Prompt ▸ Spot each line in the records below where the word "Before" occurs, then copy it.

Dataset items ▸
= = = = =

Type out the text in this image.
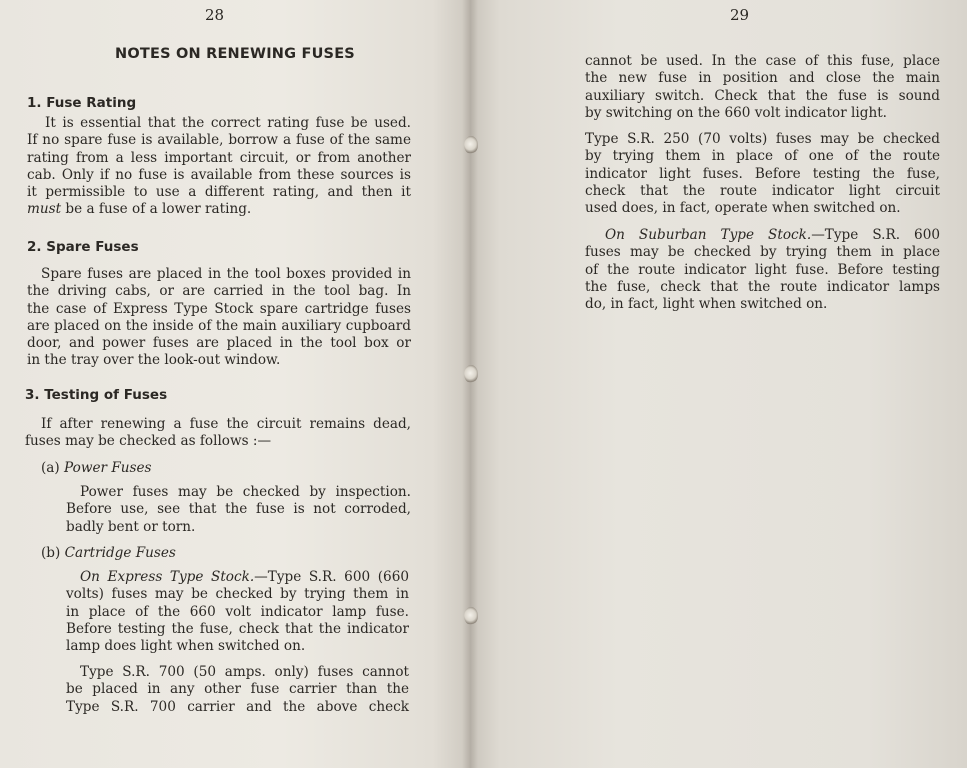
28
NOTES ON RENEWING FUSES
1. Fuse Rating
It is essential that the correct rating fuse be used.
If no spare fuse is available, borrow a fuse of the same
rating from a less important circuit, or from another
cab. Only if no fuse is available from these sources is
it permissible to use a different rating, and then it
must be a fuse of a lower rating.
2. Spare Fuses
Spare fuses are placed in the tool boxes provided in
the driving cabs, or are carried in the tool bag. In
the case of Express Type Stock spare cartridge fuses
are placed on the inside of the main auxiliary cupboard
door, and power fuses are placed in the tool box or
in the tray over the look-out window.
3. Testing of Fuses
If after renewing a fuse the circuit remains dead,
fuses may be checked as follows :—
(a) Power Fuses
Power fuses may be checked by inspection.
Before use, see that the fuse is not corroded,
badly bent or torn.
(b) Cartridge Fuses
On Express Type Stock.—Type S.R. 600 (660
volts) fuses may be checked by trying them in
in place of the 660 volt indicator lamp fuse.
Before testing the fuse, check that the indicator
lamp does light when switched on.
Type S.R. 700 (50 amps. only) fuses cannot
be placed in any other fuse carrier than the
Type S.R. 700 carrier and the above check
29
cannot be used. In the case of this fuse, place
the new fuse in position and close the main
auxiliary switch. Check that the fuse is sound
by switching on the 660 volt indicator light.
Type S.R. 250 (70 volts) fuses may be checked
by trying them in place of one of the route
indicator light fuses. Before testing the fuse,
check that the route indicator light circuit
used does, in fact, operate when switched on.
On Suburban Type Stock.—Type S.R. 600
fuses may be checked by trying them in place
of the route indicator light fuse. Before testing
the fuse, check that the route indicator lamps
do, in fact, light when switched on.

= = = = =

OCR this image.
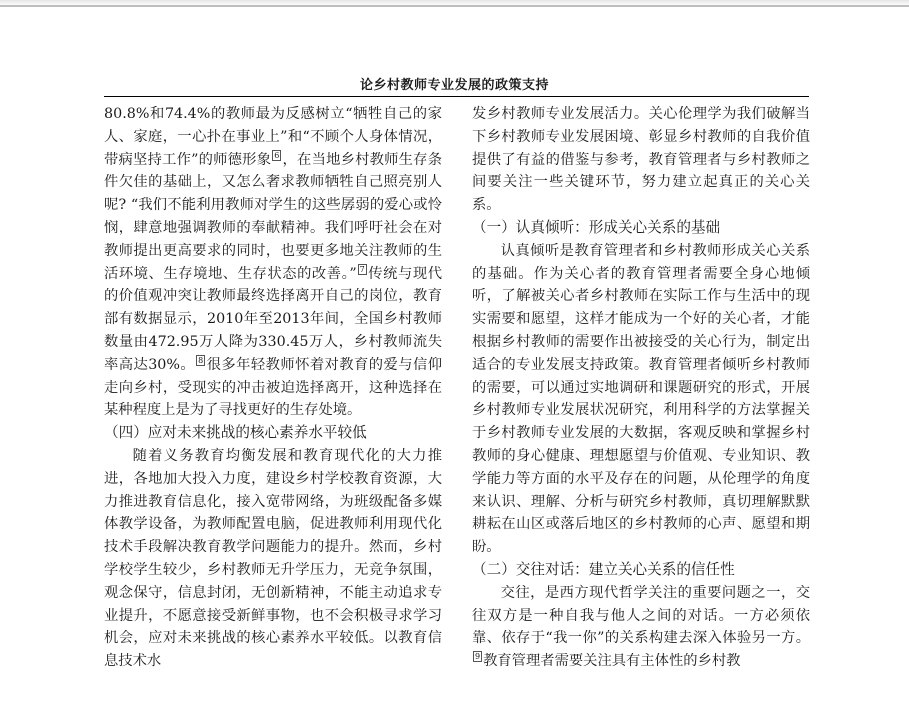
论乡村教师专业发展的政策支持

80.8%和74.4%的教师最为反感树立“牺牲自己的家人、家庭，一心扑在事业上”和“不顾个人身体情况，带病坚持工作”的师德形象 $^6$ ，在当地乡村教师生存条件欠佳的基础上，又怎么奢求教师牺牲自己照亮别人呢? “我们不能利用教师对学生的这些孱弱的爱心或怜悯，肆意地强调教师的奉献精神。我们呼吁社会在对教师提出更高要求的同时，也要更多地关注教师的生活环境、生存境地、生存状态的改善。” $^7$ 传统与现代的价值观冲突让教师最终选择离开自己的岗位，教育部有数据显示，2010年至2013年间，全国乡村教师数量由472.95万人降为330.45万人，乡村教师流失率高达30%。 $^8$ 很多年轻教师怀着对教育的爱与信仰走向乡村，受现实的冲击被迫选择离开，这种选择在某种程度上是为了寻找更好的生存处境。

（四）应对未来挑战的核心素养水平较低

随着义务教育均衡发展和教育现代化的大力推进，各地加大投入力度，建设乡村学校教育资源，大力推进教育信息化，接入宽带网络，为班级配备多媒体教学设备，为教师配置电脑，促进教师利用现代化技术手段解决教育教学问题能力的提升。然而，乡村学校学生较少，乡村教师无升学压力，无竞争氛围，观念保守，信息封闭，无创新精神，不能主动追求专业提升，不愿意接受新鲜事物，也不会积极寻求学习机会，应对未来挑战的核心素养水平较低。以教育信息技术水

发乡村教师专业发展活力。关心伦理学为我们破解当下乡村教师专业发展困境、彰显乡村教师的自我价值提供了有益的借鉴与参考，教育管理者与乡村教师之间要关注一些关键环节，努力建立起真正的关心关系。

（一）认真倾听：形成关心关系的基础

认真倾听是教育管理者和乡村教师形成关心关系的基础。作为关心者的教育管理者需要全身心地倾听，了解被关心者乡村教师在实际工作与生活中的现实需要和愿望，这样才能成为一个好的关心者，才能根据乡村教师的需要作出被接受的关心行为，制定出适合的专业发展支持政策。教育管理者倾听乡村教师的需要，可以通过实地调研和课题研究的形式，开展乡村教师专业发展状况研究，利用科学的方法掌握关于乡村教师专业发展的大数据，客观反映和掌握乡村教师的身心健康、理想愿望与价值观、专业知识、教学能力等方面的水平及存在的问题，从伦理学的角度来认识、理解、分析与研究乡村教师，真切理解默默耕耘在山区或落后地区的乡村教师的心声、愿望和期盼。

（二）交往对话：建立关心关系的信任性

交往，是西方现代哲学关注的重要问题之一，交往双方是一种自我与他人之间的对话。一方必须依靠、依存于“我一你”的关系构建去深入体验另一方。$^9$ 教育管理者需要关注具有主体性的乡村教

= = = = =

Complete output ▸
Before use, see that the fuse is not corroded,
Before testing the fuse, check that the indicator
indicator light fuses. Before testing the fuse,
of the route indicator light fuse. Before testing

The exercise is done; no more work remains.